RECORDS PROVIDED |
□ □ □ □
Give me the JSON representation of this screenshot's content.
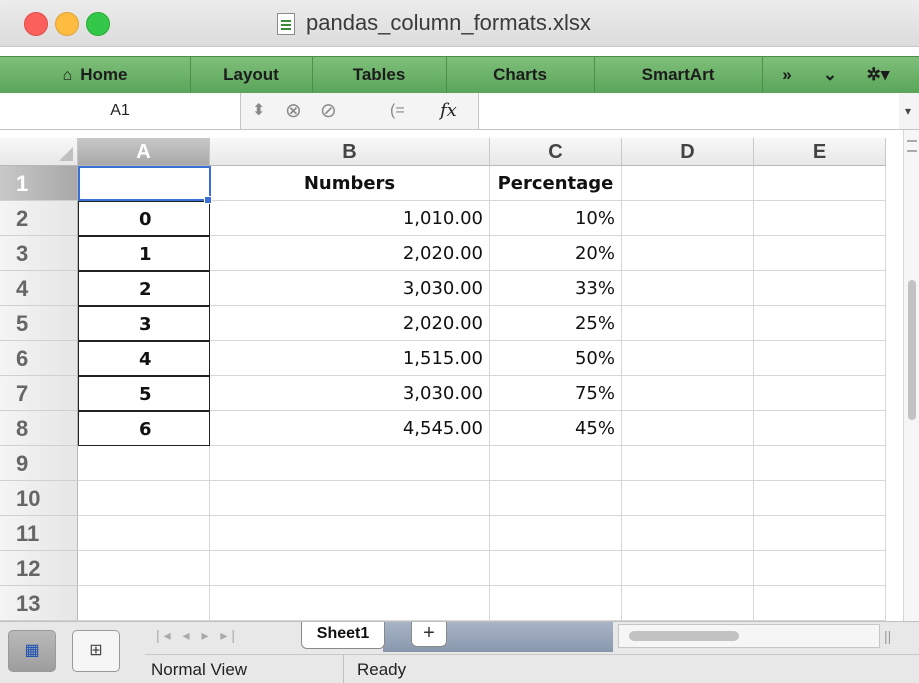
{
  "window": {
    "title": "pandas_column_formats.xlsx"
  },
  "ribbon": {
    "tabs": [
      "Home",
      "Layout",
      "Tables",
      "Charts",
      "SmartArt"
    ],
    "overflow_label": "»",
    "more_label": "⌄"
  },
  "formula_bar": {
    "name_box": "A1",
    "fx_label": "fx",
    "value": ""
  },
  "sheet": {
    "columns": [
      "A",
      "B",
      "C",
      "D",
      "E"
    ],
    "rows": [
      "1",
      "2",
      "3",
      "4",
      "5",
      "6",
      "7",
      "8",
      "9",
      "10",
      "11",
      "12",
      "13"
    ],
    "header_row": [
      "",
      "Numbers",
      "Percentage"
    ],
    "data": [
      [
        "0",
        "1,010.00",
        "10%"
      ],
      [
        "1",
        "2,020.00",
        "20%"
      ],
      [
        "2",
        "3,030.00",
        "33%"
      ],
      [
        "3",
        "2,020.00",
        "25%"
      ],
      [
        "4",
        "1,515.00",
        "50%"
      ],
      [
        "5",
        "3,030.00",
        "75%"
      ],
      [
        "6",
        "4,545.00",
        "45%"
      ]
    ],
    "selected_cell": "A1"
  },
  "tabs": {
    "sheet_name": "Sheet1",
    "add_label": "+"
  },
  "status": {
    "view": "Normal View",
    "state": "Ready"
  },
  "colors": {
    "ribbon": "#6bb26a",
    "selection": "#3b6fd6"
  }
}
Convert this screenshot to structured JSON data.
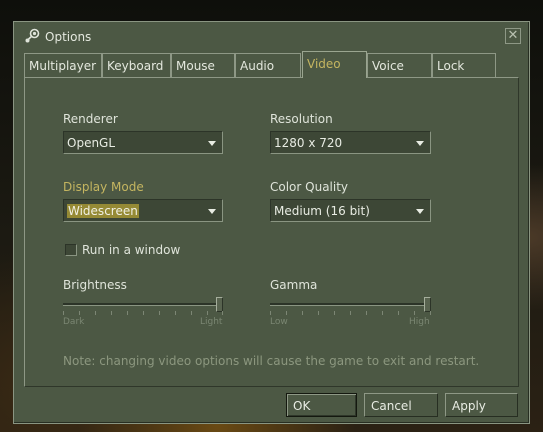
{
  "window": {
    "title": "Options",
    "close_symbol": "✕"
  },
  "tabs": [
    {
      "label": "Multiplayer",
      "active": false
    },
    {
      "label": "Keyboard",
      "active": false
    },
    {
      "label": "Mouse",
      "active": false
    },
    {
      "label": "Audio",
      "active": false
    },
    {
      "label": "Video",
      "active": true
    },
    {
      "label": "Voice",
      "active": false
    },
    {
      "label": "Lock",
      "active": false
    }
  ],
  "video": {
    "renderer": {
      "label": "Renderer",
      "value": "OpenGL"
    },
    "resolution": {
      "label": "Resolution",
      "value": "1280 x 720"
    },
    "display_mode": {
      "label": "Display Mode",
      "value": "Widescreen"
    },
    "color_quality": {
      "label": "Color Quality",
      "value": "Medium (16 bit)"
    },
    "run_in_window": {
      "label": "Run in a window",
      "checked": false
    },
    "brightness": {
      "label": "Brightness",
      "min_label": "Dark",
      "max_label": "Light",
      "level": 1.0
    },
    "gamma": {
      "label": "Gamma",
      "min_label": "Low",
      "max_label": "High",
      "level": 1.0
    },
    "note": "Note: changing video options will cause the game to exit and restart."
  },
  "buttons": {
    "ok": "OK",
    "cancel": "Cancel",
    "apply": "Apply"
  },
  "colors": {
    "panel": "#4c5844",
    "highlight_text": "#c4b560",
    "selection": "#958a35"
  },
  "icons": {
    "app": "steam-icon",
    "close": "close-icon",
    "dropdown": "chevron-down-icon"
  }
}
□ □ □ □
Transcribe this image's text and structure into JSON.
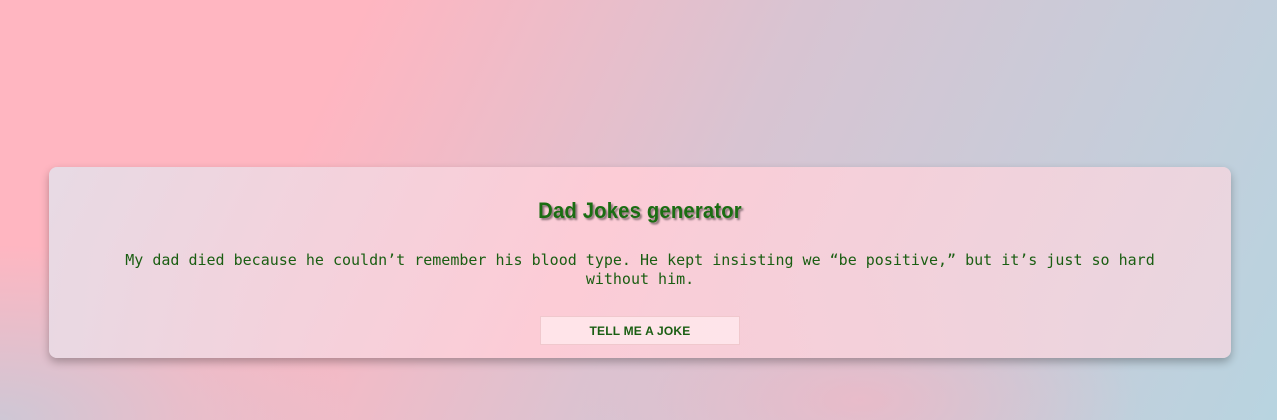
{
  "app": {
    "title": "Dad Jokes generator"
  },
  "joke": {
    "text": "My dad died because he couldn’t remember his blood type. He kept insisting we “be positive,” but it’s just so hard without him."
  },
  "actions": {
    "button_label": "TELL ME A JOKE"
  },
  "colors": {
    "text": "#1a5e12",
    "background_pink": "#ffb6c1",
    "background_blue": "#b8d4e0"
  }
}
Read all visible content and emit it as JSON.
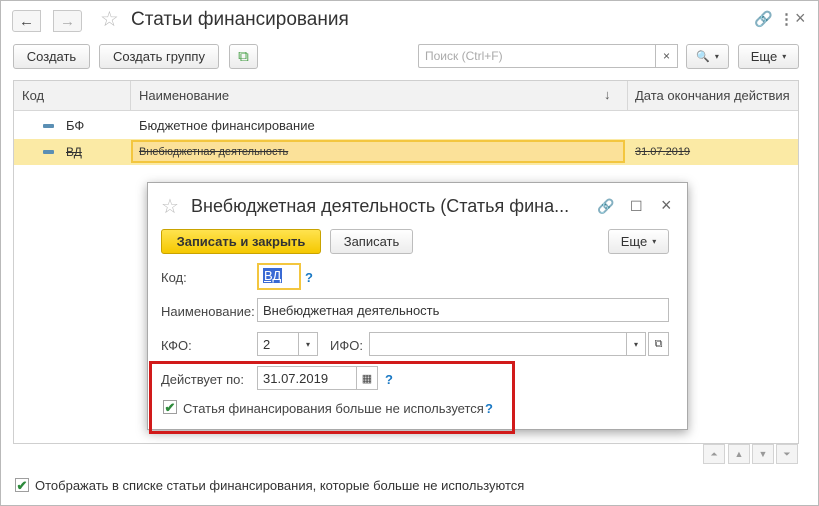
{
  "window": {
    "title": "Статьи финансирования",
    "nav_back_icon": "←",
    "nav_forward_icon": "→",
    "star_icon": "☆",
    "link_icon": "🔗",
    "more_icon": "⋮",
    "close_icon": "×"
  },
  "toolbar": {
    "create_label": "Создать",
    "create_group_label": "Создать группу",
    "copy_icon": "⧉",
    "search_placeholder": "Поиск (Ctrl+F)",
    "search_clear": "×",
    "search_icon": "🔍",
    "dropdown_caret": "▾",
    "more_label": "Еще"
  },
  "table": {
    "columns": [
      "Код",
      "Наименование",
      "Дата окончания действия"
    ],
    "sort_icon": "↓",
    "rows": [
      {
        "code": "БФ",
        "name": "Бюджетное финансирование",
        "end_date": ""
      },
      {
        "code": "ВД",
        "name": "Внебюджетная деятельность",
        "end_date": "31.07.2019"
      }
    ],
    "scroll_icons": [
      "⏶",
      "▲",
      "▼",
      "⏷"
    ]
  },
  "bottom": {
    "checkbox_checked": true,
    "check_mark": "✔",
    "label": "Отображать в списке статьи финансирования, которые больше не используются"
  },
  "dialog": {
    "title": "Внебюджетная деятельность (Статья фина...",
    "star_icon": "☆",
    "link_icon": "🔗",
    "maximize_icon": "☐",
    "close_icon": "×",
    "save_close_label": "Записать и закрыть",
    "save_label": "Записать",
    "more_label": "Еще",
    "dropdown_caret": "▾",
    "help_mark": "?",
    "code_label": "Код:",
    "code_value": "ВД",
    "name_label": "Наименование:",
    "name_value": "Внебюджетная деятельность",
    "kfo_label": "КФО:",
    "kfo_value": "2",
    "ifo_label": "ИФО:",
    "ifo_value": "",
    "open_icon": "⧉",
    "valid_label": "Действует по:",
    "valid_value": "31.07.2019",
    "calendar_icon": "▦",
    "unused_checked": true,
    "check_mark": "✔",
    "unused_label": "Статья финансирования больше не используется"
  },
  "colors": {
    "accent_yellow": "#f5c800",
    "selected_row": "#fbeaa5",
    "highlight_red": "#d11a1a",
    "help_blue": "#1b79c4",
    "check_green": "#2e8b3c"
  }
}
□ □ □ □
Copy out every line holding the string "true".

      "active": true
    "checkbox_checked": true,
    "unused_checked": true,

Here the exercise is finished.